──────── ITEMS
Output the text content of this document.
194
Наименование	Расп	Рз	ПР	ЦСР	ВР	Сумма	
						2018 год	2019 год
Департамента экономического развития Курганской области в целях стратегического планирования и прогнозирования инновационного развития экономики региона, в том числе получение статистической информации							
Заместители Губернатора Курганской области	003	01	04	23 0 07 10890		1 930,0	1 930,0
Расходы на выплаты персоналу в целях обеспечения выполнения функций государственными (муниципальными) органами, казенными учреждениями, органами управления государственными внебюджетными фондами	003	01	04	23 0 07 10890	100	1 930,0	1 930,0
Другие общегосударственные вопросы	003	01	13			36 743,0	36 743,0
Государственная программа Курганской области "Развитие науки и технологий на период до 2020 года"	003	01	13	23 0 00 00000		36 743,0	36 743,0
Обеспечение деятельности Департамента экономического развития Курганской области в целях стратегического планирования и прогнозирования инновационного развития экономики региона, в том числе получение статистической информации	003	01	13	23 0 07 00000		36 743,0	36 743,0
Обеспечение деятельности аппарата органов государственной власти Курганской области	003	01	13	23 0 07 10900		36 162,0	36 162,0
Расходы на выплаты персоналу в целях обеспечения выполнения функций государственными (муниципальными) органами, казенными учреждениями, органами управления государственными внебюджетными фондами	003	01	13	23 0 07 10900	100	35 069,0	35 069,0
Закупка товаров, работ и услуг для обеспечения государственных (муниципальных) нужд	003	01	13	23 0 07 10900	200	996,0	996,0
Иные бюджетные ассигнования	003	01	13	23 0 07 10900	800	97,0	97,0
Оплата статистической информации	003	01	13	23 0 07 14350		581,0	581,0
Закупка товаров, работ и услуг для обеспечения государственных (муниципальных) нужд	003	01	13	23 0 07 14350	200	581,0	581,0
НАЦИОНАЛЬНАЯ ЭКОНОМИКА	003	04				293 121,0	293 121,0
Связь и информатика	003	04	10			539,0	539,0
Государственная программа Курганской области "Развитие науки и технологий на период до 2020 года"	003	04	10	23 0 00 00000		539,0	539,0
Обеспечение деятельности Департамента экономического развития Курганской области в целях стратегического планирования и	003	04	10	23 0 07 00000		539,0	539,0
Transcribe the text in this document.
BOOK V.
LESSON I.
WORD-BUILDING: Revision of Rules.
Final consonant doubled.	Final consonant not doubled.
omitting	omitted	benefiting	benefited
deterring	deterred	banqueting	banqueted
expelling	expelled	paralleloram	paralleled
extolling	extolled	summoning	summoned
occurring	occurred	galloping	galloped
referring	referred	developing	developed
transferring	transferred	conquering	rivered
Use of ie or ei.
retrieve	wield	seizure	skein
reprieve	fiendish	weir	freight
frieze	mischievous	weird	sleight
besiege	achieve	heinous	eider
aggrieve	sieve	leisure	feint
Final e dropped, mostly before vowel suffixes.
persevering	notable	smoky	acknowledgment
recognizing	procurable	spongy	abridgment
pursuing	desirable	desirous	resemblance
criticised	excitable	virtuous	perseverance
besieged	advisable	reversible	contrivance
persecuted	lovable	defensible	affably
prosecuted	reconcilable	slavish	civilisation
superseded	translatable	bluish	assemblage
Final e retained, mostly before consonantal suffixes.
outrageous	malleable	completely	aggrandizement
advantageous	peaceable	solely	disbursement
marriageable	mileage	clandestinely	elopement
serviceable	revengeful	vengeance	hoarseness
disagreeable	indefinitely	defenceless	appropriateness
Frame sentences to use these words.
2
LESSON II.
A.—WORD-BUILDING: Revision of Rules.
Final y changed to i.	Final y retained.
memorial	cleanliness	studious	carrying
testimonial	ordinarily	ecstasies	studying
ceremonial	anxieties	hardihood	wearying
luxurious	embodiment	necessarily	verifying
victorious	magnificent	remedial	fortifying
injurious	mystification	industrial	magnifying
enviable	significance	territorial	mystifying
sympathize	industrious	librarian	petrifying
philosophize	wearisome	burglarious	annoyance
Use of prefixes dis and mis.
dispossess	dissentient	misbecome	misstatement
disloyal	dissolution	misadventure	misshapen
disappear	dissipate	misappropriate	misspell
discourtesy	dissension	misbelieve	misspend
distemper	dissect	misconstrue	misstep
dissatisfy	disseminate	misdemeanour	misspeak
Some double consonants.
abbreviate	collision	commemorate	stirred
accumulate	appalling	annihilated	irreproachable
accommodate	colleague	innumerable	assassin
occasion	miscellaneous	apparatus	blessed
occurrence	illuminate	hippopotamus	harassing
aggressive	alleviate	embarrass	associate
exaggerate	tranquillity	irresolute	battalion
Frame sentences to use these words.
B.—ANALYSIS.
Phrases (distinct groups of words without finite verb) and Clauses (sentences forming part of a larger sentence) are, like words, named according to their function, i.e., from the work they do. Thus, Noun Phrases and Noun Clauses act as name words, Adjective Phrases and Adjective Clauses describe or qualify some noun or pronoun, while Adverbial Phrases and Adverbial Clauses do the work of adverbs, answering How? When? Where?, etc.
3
────────────────
- STATED EXERCISE
Return every line of the preceding records in which the word "text" appears.

- ANSWER
Output the text content of this document.
Transcribe the text in this document.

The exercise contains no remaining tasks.